• _Chart and figure data_
[Begin]
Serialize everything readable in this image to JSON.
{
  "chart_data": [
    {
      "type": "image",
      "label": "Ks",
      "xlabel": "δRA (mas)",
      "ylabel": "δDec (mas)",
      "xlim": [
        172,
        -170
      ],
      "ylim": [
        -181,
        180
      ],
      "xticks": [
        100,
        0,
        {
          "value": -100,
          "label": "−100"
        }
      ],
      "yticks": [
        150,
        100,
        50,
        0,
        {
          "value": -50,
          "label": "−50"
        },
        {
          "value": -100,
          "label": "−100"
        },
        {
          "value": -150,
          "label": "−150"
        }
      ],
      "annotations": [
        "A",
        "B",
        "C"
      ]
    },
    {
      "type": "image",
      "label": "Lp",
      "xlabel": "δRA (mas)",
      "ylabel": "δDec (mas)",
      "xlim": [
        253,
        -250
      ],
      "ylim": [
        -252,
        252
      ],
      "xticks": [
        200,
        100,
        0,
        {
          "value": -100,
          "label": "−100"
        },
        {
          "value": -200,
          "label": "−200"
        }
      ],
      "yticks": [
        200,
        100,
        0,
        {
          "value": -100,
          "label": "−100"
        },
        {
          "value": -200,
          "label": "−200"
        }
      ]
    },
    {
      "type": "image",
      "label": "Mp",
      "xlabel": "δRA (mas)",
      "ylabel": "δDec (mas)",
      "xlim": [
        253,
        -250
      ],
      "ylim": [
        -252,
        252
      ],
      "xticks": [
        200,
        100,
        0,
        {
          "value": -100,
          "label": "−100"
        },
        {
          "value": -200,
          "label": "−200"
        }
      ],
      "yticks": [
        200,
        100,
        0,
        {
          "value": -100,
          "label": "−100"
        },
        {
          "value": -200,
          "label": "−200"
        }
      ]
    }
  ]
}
[End]
• _What is required_
Above are the records; retype every one exactly.

• _Full answer_
Serialize everything readable in this image to JSON.
{
  "chart_data": [
    {
      "type": "image",
      "label": "Ks",
      "xlabel": "δRA (mas)",
      "ylabel": "δDec (mas)",
      "xlim": [
        172,
        -170
      ],
      "ylim": [
        -181,
        180
      ],
      "xticks": [
        100,
        0,
        {
          "value": -100,
          "label": "−100"
        }
      ],
      "yticks": [
        150,
        100,
        50,
        0,
        {
          "value": -50,
          "label": "−50"
        },
        {
          "value": -100,
          "label": "−100"
        },
        {
          "value": -150,
          "label": "−150"
        }
      ],
      "annotations": [
        "A",
        "B",
        "C"
      ]
    },
    {
      "type": "image",
      "label": "Lp",
      "xlabel": "δRA (mas)",
      "ylabel": "δDec (mas)",
      "xlim": [
        253,
        -250
      ],
      "ylim": [
        -252,
        252
      ],
      "xticks": [
        200,
        100,
        0,
        {
          "value": -100,
          "label": "−100"
        },
        {
          "value": -200,
          "label": "−200"
        }
      ],
      "yticks": [
        200,
        100,
        0,
        {
          "value": -100,
          "label": "−100"
        },
        {
          "value": -200,
          "label": "−200"
        }
      ]
    },
    {
      "type": "image",
      "label": "Mp",
      "xlabel": "δRA (mas)",
      "ylabel": "δDec (mas)",
      "xlim": [
        253,
        -250
      ],
      "ylim": [
        -252,
        252
      ],
      "xticks": [
        200,
        100,
        0,
        {
          "value": -100,
          "label": "−100"
        },
        {
          "value": -200,
          "label": "−200"
        }
      ],
      "yticks": [
        200,
        100,
        0,
        {
          "value": -100,
          "label": "−100"
        },
        {
          "value": -200,
          "label": "−200"
        }
      ]
    }
  ]
}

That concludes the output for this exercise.